* Required task
Skip the images and return the records below exactly.

::::::::::

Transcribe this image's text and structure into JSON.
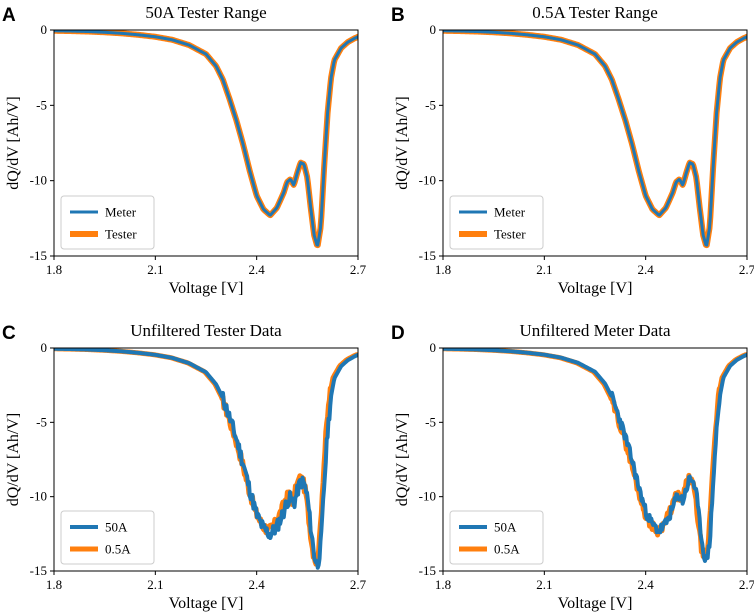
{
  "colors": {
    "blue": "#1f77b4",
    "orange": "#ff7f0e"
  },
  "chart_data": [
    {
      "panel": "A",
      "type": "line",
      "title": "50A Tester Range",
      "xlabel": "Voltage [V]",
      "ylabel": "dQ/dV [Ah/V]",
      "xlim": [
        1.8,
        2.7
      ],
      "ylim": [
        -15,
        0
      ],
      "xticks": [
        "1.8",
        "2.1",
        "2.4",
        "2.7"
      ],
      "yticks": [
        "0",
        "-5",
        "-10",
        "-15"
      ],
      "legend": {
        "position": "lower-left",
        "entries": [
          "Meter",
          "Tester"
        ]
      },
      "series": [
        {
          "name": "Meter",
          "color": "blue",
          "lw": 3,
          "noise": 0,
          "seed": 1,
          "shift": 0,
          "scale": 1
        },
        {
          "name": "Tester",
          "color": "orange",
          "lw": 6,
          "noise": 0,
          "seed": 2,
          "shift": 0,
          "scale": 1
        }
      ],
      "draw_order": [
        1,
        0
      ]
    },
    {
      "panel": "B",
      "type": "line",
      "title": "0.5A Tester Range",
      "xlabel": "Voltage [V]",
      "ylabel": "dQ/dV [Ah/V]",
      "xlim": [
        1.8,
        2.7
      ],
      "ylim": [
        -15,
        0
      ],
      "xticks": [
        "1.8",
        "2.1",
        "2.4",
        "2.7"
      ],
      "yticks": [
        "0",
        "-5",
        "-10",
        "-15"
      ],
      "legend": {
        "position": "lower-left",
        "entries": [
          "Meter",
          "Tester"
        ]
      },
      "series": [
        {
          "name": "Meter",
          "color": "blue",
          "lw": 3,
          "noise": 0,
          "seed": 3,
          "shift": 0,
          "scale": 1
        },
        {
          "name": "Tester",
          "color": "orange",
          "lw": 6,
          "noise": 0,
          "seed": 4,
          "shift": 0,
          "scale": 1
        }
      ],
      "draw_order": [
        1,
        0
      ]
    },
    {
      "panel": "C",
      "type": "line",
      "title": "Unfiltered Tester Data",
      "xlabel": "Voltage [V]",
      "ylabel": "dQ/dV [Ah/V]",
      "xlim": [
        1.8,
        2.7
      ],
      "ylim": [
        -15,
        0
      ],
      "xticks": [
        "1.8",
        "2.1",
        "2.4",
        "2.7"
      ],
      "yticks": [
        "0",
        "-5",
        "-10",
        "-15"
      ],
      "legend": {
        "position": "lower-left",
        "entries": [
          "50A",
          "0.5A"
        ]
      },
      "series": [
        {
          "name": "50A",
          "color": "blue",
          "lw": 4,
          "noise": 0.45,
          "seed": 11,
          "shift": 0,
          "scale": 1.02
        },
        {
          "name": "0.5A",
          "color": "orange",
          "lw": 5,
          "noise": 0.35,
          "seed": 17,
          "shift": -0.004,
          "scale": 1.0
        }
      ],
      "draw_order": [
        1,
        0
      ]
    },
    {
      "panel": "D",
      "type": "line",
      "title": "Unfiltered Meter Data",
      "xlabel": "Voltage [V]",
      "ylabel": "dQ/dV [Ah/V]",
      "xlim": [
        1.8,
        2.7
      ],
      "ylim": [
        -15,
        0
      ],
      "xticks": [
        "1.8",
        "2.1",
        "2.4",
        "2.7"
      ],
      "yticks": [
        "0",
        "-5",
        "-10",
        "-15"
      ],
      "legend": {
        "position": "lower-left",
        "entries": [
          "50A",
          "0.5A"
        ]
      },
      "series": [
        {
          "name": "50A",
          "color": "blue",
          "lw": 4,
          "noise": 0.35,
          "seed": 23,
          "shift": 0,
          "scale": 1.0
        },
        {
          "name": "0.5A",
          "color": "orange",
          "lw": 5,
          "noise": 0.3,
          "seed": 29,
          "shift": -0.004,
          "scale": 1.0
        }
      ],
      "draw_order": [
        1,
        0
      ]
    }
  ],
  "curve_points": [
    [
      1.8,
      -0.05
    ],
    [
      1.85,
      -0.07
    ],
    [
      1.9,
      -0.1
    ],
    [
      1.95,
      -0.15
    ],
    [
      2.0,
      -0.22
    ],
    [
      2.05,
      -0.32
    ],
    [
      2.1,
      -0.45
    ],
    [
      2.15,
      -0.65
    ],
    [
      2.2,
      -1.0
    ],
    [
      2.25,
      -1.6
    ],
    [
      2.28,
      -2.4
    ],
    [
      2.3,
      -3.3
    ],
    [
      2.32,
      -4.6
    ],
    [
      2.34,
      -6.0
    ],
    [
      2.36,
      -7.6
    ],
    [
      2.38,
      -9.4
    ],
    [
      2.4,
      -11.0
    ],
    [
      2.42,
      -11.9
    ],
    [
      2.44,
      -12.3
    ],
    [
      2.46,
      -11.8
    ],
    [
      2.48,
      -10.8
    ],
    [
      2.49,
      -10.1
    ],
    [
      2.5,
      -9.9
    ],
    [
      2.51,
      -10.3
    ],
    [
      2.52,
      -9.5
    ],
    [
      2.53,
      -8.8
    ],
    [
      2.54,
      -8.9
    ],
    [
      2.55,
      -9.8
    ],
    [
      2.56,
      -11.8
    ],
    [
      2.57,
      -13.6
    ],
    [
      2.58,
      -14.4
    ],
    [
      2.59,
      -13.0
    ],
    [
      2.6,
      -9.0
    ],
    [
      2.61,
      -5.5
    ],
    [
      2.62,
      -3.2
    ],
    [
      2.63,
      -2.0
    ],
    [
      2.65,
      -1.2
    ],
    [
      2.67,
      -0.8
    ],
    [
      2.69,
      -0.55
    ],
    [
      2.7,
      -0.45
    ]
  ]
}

::::::::::

* Expected output
Transcribe this image's text and structure into JSON.
{
  "colors": {
    "blue": "#1f77b4",
    "orange": "#ff7f0e"
  },
  "chart_data": [
    {
      "panel": "A",
      "type": "line",
      "title": "50A Tester Range",
      "xlabel": "Voltage [V]",
      "ylabel": "dQ/dV [Ah/V]",
      "xlim": [
        1.8,
        2.7
      ],
      "ylim": [
        -15,
        0
      ],
      "xticks": [
        "1.8",
        "2.1",
        "2.4",
        "2.7"
      ],
      "yticks": [
        "0",
        "-5",
        "-10",
        "-15"
      ],
      "legend": {
        "position": "lower-left",
        "entries": [
          "Meter",
          "Tester"
        ]
      },
      "series": [
        {
          "name": "Meter",
          "color": "blue",
          "lw": 3,
          "noise": 0,
          "seed": 1,
          "shift": 0,
          "scale": 1
        },
        {
          "name": "Tester",
          "color": "orange",
          "lw": 6,
          "noise": 0,
          "seed": 2,
          "shift": 0,
          "scale": 1
        }
      ],
      "draw_order": [
        1,
        0
      ]
    },
    {
      "panel": "B",
      "type": "line",
      "title": "0.5A Tester Range",
      "xlabel": "Voltage [V]",
      "ylabel": "dQ/dV [Ah/V]",
      "xlim": [
        1.8,
        2.7
      ],
      "ylim": [
        -15,
        0
      ],
      "xticks": [
        "1.8",
        "2.1",
        "2.4",
        "2.7"
      ],
      "yticks": [
        "0",
        "-5",
        "-10",
        "-15"
      ],
      "legend": {
        "position": "lower-left",
        "entries": [
          "Meter",
          "Tester"
        ]
      },
      "series": [
        {
          "name": "Meter",
          "color": "blue",
          "lw": 3,
          "noise": 0,
          "seed": 3,
          "shift": 0,
          "scale": 1
        },
        {
          "name": "Tester",
          "color": "orange",
          "lw": 6,
          "noise": 0,
          "seed": 4,
          "shift": 0,
          "scale": 1
        }
      ],
      "draw_order": [
        1,
        0
      ]
    },
    {
      "panel": "C",
      "type": "line",
      "title": "Unfiltered Tester Data",
      "xlabel": "Voltage [V]",
      "ylabel": "dQ/dV [Ah/V]",
      "xlim": [
        1.8,
        2.7
      ],
      "ylim": [
        -15,
        0
      ],
      "xticks": [
        "1.8",
        "2.1",
        "2.4",
        "2.7"
      ],
      "yticks": [
        "0",
        "-5",
        "-10",
        "-15"
      ],
      "legend": {
        "position": "lower-left",
        "entries": [
          "50A",
          "0.5A"
        ]
      },
      "series": [
        {
          "name": "50A",
          "color": "blue",
          "lw": 4,
          "noise": 0.45,
          "seed": 11,
          "shift": 0,
          "scale": 1.02
        },
        {
          "name": "0.5A",
          "color": "orange",
          "lw": 5,
          "noise": 0.35,
          "seed": 17,
          "shift": -0.004,
          "scale": 1.0
        }
      ],
      "draw_order": [
        1,
        0
      ]
    },
    {
      "panel": "D",
      "type": "line",
      "title": "Unfiltered Meter Data",
      "xlabel": "Voltage [V]",
      "ylabel": "dQ/dV [Ah/V]",
      "xlim": [
        1.8,
        2.7
      ],
      "ylim": [
        -15,
        0
      ],
      "xticks": [
        "1.8",
        "2.1",
        "2.4",
        "2.7"
      ],
      "yticks": [
        "0",
        "-5",
        "-10",
        "-15"
      ],
      "legend": {
        "position": "lower-left",
        "entries": [
          "50A",
          "0.5A"
        ]
      },
      "series": [
        {
          "name": "50A",
          "color": "blue",
          "lw": 4,
          "noise": 0.35,
          "seed": 23,
          "shift": 0,
          "scale": 1.0
        },
        {
          "name": "0.5A",
          "color": "orange",
          "lw": 5,
          "noise": 0.3,
          "seed": 29,
          "shift": -0.004,
          "scale": 1.0
        }
      ],
      "draw_order": [
        1,
        0
      ]
    }
  ],
  "curve_points": [
    [
      1.8,
      -0.05
    ],
    [
      1.85,
      -0.07
    ],
    [
      1.9,
      -0.1
    ],
    [
      1.95,
      -0.15
    ],
    [
      2.0,
      -0.22
    ],
    [
      2.05,
      -0.32
    ],
    [
      2.1,
      -0.45
    ],
    [
      2.15,
      -0.65
    ],
    [
      2.2,
      -1.0
    ],
    [
      2.25,
      -1.6
    ],
    [
      2.28,
      -2.4
    ],
    [
      2.3,
      -3.3
    ],
    [
      2.32,
      -4.6
    ],
    [
      2.34,
      -6.0
    ],
    [
      2.36,
      -7.6
    ],
    [
      2.38,
      -9.4
    ],
    [
      2.4,
      -11.0
    ],
    [
      2.42,
      -11.9
    ],
    [
      2.44,
      -12.3
    ],
    [
      2.46,
      -11.8
    ],
    [
      2.48,
      -10.8
    ],
    [
      2.49,
      -10.1
    ],
    [
      2.5,
      -9.9
    ],
    [
      2.51,
      -10.3
    ],
    [
      2.52,
      -9.5
    ],
    [
      2.53,
      -8.8
    ],
    [
      2.54,
      -8.9
    ],
    [
      2.55,
      -9.8
    ],
    [
      2.56,
      -11.8
    ],
    [
      2.57,
      -13.6
    ],
    [
      2.58,
      -14.4
    ],
    [
      2.59,
      -13.0
    ],
    [
      2.6,
      -9.0
    ],
    [
      2.61,
      -5.5
    ],
    [
      2.62,
      -3.2
    ],
    [
      2.63,
      -2.0
    ],
    [
      2.65,
      -1.2
    ],
    [
      2.67,
      -0.8
    ],
    [
      2.69,
      -0.55
    ],
    [
      2.7,
      -0.45
    ]
  ]
}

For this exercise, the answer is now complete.